* _EXTRACT_

* * * * *

An Essay on Loss and Pain

There is no growth without pain and conflict and no loss that cannot lead to gain," says Lily Pincus.

Loss is a vital component of human life. From the moment we are born until we die, we experience loss on various levels. Loss is not just a negative experience but a transformative process that is part of our development and growth. It requires us to leave behind something and lose something to move forward and evolve. We experience losses throughout our lives, and yet we tend not to acknowledge these losses except when they are ‘significant’ - such as death or divorce. The first loss is experienced when the baby leaves the comfort of its mother’s belly. Later, as toddlers, we have to leave the security of our homes to gain autonomy by entering the world of peers and the school space. Much later, as an adolescent, he will have to challenge parental norms to break free from childhood positions and dependencies and form an identity. Even in happy transitions, there are losses that are as big as the gains, i.e., parenthood, especially the first time, presupposes changes and redefinitions both at the personal level and the level of the couple. We experience loss in many forms daily in our lives. As such, it is an integral part of life itself. In small doses, loss and absence are the driving forces of creation, thought, imagination, and desire.

When death finds us

“One day there is life . . . and then, suddenly, it happens there is death.” ― Paul Auster, The Invention of Solitude

Every time a person we love dies, we die. Death and the pain that accompanies it is an integral experience of our lives since we will all face it at some point. Humans are the only species aware of its mortality and death, which is the only defacto experience for everyone. We apprehend death through the death of our loved ones and people around us. Beyond any doubt, the death of our important ones is one of the most challenging realities we face and will face throughout our life span.

Death crashes our certainties, the predictable and expected. We experience our self fragmented since the death of a loved one signifies many losses and not only the loss of the person. We lose the human, we lose the roles this human had in our lives, and we lose hopes and desires about the future regarding the broken relationship and the human we lost. With the death of a loved one, we have to re-evaluate and redefine the goals and priorities in our lives. Essential relationships in our life play a vital role in how we perceive and define ourselves, and thus, through the death of a loved one, we feel that a part of us dies with them, and we need to redefine who we are and how we are gonna face and walk through life without this person. In short, we must create a new storyline about our life that is continued with new meanings and goals.

In 2019, unexpectedly, I lost my father. I was residing in Sweden when I received a phone call that I needed to return because he was gone. I never considered our relationship close; we barely talked on the phone and never had the father-daughter relationship you see in the movies. I thought of him as a very conservative person and, most of all, a patriarchal man. Basically a Balkan patriarchal man. I was sure and knew that he loved me, just not how I needed and wanted, which is an issue with most parental relationships. On the announcement of his death, I was shocked and panicked, but then Ι was overturned by a numbing calmness. I never believed that his loss would affect me; how can something affect you if it is already missing? And I remember thinking exactly that while being numbing calm at his funeral. As Joan Didion states in her book “The Year of Magical Thinking,” grief turns out to be a place none of us know until we reach it. We anticipate (we know) that someone close to us could die, but we do not look beyond the few days or weeks that immediately follow such an imagined death. We misconstrue the nature of even those few days or weeks. We might expect, if the death is sudden, to feel shock. We do not expect this shock to be obliterative, dislocating to both body and mind. We might expect that we will be prostrate, inconsolable, and crazy with loss. We do not expect to be literally crazy, cool customers who believe their husband is about to return and need his shoes." After I overcame the first shock of the announcement, I remember calmly preparing my luggage to fly back to Greece for his funeral. The whole time at the funeral and until we returned home, I remember how much I wanted to laugh cause all around me seemed surreal. Until someone brought the car my father used to drive, a red ute from Opel, into the garage. I remember the realization that the sound of this car’s machine, which meant my father had returned home, a sound I remembered since forever, will never tell his return again.

* * * * *

* _DATASET RECORDS_
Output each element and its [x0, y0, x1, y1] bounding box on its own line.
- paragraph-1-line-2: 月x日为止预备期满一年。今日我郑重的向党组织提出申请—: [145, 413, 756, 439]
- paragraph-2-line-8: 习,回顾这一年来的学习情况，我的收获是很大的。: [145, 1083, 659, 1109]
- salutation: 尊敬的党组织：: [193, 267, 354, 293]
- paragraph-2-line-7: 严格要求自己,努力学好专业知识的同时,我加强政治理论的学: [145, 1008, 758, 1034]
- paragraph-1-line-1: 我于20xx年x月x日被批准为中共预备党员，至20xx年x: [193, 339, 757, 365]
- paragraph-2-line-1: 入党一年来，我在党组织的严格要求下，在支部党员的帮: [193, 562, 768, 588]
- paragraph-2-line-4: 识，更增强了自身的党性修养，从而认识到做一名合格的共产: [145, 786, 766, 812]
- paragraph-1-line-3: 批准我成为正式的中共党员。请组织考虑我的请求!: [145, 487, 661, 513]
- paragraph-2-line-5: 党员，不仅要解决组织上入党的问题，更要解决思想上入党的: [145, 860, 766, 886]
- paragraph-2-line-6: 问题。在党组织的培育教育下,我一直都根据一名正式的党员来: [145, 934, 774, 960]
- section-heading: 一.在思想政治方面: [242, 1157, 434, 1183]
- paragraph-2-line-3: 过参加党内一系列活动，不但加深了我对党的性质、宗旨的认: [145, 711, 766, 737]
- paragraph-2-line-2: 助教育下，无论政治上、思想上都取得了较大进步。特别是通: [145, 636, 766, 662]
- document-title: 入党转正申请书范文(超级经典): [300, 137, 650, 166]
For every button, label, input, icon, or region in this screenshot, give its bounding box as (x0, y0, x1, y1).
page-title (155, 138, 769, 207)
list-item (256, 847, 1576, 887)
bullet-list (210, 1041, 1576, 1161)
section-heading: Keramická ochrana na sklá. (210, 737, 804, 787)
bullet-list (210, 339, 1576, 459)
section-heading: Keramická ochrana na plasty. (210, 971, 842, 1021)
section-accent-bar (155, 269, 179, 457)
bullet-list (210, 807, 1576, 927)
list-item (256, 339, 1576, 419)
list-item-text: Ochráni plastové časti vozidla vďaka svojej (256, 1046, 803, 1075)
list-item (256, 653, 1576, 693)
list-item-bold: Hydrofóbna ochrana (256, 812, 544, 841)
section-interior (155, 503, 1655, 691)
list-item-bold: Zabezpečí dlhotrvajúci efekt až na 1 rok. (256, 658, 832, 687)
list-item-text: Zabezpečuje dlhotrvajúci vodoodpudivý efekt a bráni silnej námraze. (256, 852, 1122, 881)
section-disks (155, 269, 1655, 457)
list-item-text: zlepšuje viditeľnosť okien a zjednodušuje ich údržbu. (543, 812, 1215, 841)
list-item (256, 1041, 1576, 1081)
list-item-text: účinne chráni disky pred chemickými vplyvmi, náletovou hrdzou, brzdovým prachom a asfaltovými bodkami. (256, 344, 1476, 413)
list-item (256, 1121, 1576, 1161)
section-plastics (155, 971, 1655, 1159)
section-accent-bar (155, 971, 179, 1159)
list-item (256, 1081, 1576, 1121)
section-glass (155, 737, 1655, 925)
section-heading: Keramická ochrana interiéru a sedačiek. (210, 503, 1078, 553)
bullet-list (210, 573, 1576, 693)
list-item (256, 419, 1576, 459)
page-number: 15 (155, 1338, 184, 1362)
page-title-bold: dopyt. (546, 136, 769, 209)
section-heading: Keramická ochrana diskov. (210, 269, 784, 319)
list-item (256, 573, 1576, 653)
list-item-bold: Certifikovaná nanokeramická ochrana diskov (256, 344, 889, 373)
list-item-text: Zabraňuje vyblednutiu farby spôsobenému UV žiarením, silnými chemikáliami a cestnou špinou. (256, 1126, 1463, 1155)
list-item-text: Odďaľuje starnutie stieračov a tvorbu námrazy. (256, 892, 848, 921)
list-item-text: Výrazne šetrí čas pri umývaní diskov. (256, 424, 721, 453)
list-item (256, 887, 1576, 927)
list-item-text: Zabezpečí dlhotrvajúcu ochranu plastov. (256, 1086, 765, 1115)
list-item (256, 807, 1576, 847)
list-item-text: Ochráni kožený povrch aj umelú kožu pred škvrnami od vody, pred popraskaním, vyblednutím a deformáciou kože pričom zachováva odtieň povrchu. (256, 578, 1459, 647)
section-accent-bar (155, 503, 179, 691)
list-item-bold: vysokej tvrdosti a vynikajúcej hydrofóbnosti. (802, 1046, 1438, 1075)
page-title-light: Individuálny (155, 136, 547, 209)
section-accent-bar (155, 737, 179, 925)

* * * * *

* _GIVEN REQUEST 1_
Print the part of the essay on loss and pain that opens with the words containing "Every time a" and closes with "our life span.", copying every word without change.
* _GIVEN REQUEST 2_
Name every writer whom the essay on loss and pain quotes or mentions by name.

* _FULL OUTPUT 1_
Every time a person we love dies, we die. Death and the pain that accompanies it is an integral experience of our lives since we will all face it at some point. Humans are the only species aware of its mortality and death, which is the only defacto experience for everyone. We apprehend death through the death of our loved ones and people around us. Beyond any doubt, the death of our important ones is one of the most challenging realities we face and will face throughout our life span.

* _FULL OUTPUT 2_
Lily Pincus
Paul Auster
Joan Didion